▶ Stated exercise
Carry none of the pictures over; set down the material below exactly.

▶ Dataset rows
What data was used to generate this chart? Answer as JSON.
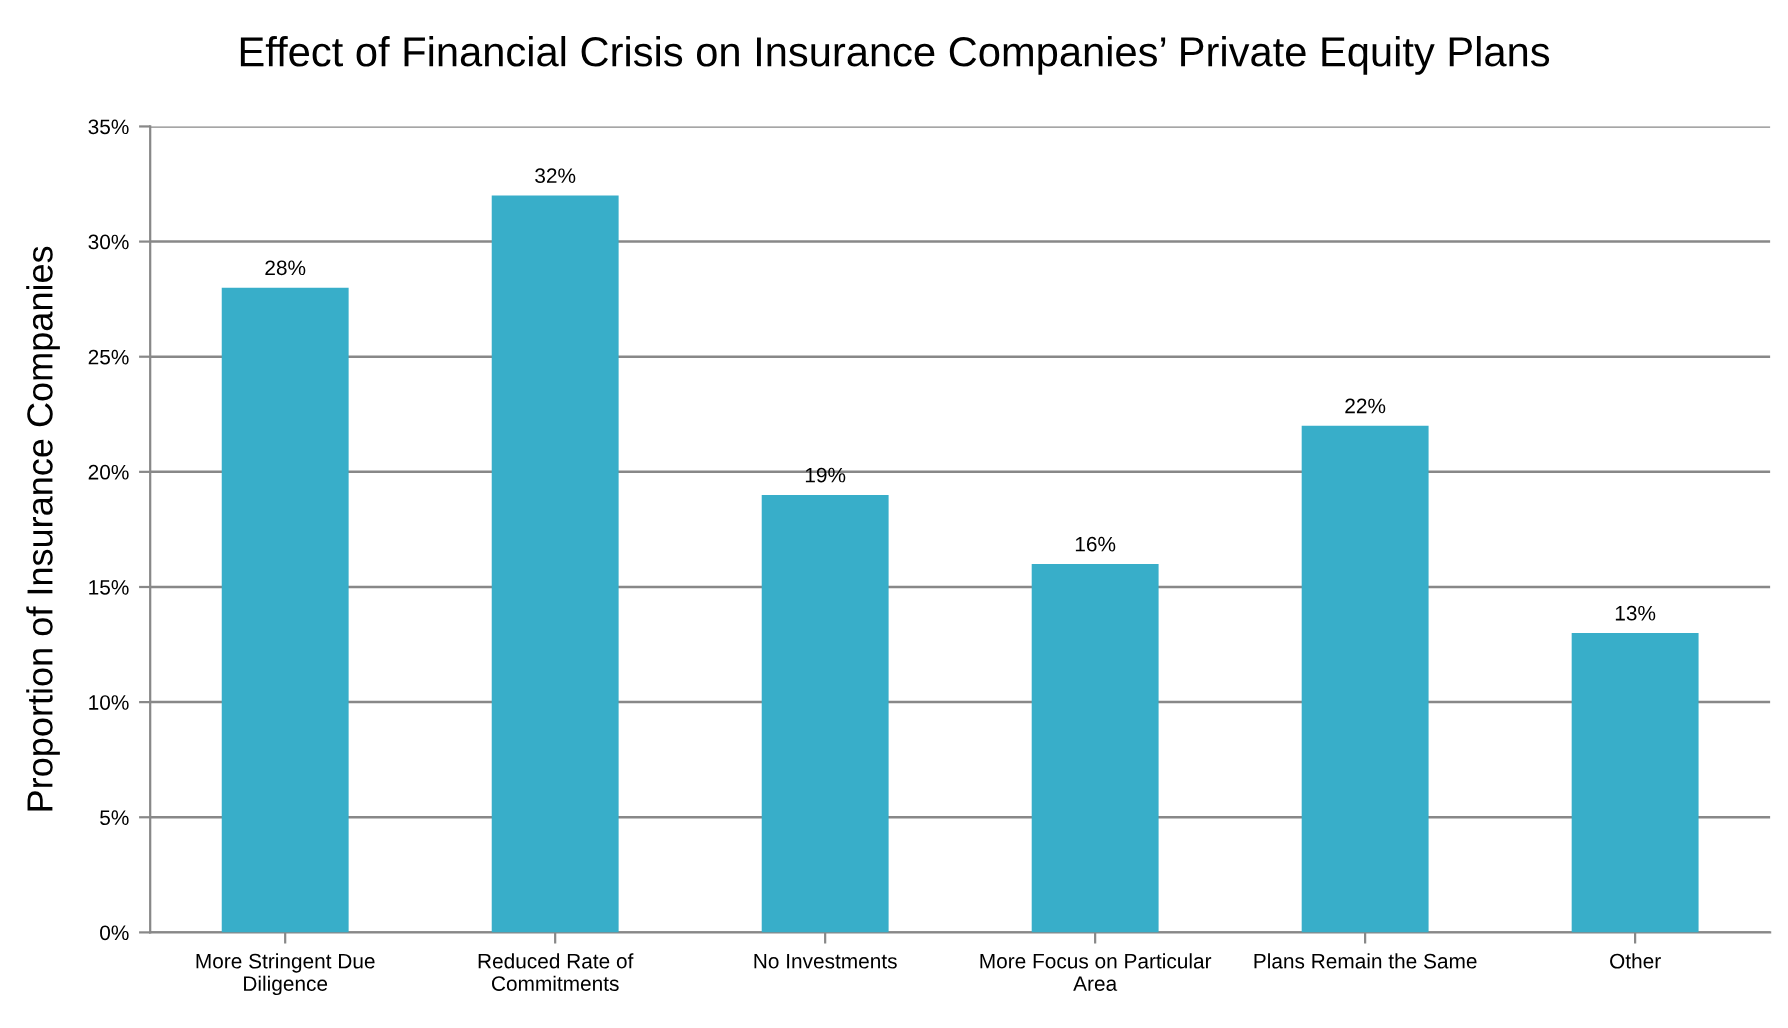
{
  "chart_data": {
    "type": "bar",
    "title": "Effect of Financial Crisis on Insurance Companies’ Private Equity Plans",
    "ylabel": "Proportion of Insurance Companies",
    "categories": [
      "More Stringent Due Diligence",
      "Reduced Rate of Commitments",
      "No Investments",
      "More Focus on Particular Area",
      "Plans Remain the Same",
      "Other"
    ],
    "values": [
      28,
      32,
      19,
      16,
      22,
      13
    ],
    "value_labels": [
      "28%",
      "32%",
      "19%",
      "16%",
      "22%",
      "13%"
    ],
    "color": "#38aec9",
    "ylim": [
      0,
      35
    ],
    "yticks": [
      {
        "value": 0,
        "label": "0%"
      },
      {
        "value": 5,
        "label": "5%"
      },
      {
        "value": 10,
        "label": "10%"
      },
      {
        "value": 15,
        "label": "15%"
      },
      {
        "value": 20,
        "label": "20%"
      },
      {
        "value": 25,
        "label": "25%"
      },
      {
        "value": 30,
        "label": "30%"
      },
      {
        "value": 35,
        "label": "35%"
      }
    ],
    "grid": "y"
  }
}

▶ Written response
What data was used to generate this chart? Answer as JSON.
{
  "chart_data": {
    "type": "bar",
    "title": "Effect of Financial Crisis on Insurance Companies’ Private Equity Plans",
    "ylabel": "Proportion of Insurance Companies",
    "categories": [
      "More Stringent Due Diligence",
      "Reduced Rate of Commitments",
      "No Investments",
      "More Focus on Particular Area",
      "Plans Remain the Same",
      "Other"
    ],
    "values": [
      28,
      32,
      19,
      16,
      22,
      13
    ],
    "value_labels": [
      "28%",
      "32%",
      "19%",
      "16%",
      "22%",
      "13%"
    ],
    "color": "#38aec9",
    "ylim": [
      0,
      35
    ],
    "yticks": [
      {
        "value": 0,
        "label": "0%"
      },
      {
        "value": 5,
        "label": "5%"
      },
      {
        "value": 10,
        "label": "10%"
      },
      {
        "value": 15,
        "label": "15%"
      },
      {
        "value": 20,
        "label": "20%"
      },
      {
        "value": 25,
        "label": "25%"
      },
      {
        "value": 30,
        "label": "30%"
      },
      {
        "value": 35,
        "label": "35%"
      }
    ],
    "grid": "y"
  }
}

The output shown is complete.